> **Problem requirements**
Copy the lines holding the word "text", all of them.

########################################

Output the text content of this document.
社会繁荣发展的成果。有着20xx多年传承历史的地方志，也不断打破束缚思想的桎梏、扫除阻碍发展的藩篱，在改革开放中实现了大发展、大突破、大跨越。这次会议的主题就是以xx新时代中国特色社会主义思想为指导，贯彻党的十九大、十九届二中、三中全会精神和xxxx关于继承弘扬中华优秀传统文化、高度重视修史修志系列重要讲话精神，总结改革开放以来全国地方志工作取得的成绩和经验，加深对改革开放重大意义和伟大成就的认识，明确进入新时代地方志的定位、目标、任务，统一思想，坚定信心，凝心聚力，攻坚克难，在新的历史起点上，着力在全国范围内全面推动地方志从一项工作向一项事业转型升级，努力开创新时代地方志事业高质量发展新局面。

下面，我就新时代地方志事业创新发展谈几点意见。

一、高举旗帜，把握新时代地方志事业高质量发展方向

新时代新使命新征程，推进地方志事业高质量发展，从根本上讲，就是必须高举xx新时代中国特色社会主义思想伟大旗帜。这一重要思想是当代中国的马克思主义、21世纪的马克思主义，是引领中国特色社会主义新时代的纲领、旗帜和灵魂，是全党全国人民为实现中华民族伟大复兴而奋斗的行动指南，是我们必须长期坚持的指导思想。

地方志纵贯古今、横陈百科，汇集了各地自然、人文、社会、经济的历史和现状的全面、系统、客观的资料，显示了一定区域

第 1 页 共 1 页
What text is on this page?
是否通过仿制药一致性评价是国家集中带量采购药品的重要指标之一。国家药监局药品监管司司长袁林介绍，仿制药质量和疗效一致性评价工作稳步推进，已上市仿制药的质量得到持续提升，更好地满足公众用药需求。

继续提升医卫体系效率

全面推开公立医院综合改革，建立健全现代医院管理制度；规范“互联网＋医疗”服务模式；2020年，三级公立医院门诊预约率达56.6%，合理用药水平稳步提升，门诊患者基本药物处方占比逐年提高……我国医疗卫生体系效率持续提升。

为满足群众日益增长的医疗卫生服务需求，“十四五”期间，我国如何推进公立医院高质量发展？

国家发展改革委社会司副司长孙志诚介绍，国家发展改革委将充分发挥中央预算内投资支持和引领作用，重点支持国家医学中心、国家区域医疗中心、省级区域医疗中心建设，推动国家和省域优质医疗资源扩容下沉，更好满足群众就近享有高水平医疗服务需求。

########################################

> **Correct response**
Output the text content of this document.
What text is on this page?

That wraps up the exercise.